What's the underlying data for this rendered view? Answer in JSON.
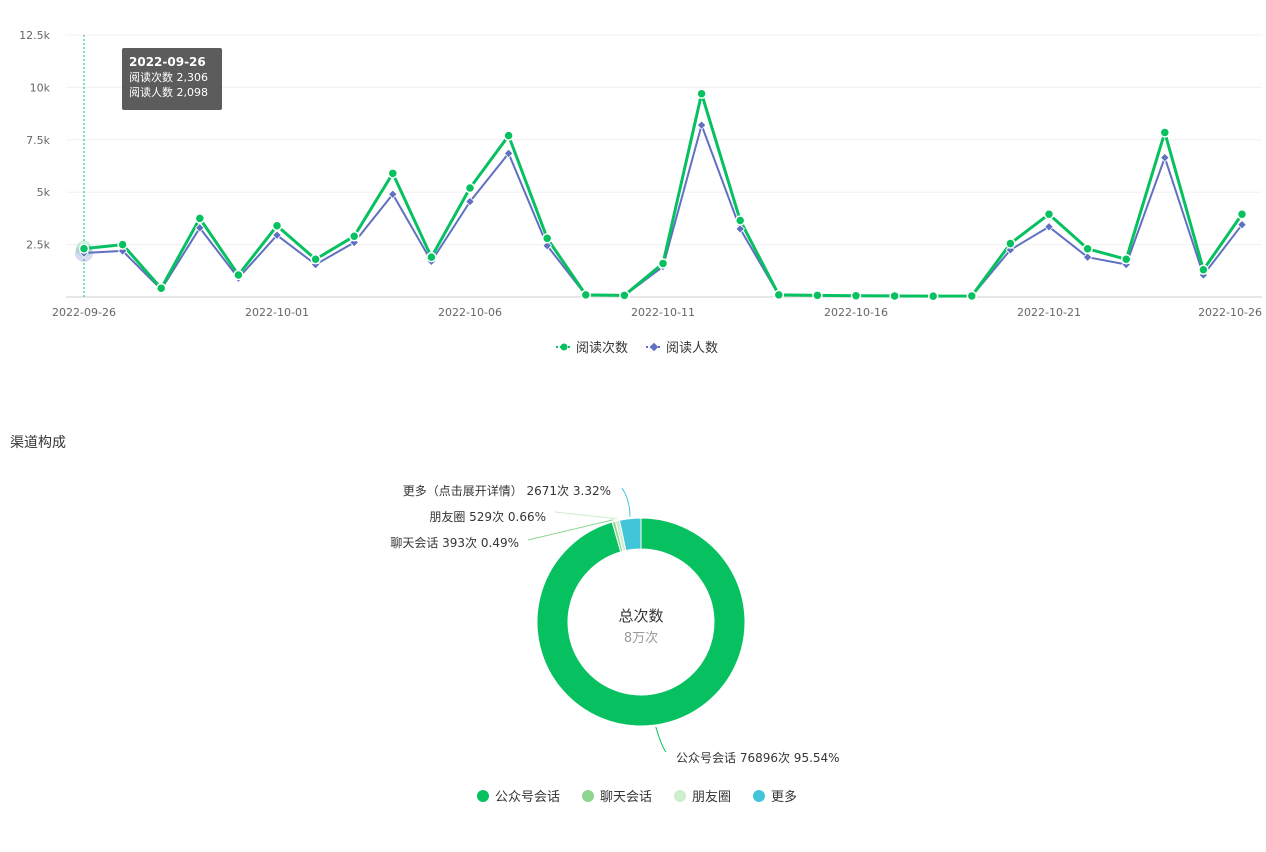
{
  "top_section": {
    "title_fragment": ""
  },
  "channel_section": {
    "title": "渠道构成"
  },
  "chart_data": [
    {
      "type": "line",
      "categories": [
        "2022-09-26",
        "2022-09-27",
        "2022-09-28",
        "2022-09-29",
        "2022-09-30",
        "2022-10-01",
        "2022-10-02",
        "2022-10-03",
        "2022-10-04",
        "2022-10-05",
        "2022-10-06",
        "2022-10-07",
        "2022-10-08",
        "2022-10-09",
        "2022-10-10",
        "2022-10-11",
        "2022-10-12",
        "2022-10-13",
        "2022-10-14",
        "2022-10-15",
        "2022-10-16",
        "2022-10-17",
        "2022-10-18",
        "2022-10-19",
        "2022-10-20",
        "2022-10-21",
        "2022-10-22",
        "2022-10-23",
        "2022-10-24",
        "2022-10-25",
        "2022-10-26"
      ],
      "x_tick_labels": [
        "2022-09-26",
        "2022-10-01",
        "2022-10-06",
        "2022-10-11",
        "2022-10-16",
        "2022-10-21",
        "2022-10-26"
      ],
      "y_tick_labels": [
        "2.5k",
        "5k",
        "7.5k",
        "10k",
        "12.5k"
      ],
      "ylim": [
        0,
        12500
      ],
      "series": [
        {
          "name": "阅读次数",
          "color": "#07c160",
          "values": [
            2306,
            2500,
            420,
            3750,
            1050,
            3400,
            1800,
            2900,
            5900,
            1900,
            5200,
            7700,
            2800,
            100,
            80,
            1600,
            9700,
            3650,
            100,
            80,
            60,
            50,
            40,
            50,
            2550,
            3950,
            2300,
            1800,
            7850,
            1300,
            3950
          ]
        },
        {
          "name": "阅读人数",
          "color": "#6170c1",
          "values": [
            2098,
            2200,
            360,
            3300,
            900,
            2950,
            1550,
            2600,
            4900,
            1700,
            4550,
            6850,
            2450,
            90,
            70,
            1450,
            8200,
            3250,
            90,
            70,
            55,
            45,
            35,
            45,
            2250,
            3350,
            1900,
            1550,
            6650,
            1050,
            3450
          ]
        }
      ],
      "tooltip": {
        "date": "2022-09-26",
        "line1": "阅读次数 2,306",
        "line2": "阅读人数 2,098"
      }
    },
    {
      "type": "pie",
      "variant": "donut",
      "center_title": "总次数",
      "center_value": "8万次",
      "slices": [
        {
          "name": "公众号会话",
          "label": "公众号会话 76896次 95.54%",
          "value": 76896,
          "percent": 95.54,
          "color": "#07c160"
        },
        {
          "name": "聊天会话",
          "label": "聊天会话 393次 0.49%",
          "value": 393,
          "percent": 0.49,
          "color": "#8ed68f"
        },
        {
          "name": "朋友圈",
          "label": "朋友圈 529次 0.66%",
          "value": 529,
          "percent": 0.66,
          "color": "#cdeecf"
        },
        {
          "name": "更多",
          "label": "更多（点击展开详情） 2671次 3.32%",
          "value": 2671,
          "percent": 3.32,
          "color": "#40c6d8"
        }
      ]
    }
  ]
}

┄┄┄┄┄┄

◆ **What the task requires**
Write every record out again exactly; no pictures belong in the copy.

◆ **Worked solution**
What's the underlying data for this rendered view? Answer in JSON.
{
  "top_section": {
    "title_fragment": ""
  },
  "channel_section": {
    "title": "渠道构成"
  },
  "chart_data": [
    {
      "type": "line",
      "categories": [
        "2022-09-26",
        "2022-09-27",
        "2022-09-28",
        "2022-09-29",
        "2022-09-30",
        "2022-10-01",
        "2022-10-02",
        "2022-10-03",
        "2022-10-04",
        "2022-10-05",
        "2022-10-06",
        "2022-10-07",
        "2022-10-08",
        "2022-10-09",
        "2022-10-10",
        "2022-10-11",
        "2022-10-12",
        "2022-10-13",
        "2022-10-14",
        "2022-10-15",
        "2022-10-16",
        "2022-10-17",
        "2022-10-18",
        "2022-10-19",
        "2022-10-20",
        "2022-10-21",
        "2022-10-22",
        "2022-10-23",
        "2022-10-24",
        "2022-10-25",
        "2022-10-26"
      ],
      "x_tick_labels": [
        "2022-09-26",
        "2022-10-01",
        "2022-10-06",
        "2022-10-11",
        "2022-10-16",
        "2022-10-21",
        "2022-10-26"
      ],
      "y_tick_labels": [
        "2.5k",
        "5k",
        "7.5k",
        "10k",
        "12.5k"
      ],
      "ylim": [
        0,
        12500
      ],
      "series": [
        {
          "name": "阅读次数",
          "color": "#07c160",
          "values": [
            2306,
            2500,
            420,
            3750,
            1050,
            3400,
            1800,
            2900,
            5900,
            1900,
            5200,
            7700,
            2800,
            100,
            80,
            1600,
            9700,
            3650,
            100,
            80,
            60,
            50,
            40,
            50,
            2550,
            3950,
            2300,
            1800,
            7850,
            1300,
            3950
          ]
        },
        {
          "name": "阅读人数",
          "color": "#6170c1",
          "values": [
            2098,
            2200,
            360,
            3300,
            900,
            2950,
            1550,
            2600,
            4900,
            1700,
            4550,
            6850,
            2450,
            90,
            70,
            1450,
            8200,
            3250,
            90,
            70,
            55,
            45,
            35,
            45,
            2250,
            3350,
            1900,
            1550,
            6650,
            1050,
            3450
          ]
        }
      ],
      "tooltip": {
        "date": "2022-09-26",
        "line1": "阅读次数 2,306",
        "line2": "阅读人数 2,098"
      }
    },
    {
      "type": "pie",
      "variant": "donut",
      "center_title": "总次数",
      "center_value": "8万次",
      "slices": [
        {
          "name": "公众号会话",
          "label": "公众号会话 76896次 95.54%",
          "value": 76896,
          "percent": 95.54,
          "color": "#07c160"
        },
        {
          "name": "聊天会话",
          "label": "聊天会话 393次 0.49%",
          "value": 393,
          "percent": 0.49,
          "color": "#8ed68f"
        },
        {
          "name": "朋友圈",
          "label": "朋友圈 529次 0.66%",
          "value": 529,
          "percent": 0.66,
          "color": "#cdeecf"
        },
        {
          "name": "更多",
          "label": "更多（点击展开详情） 2671次 3.32%",
          "value": 2671,
          "percent": 3.32,
          "color": "#40c6d8"
        }
      ]
    }
  ]
}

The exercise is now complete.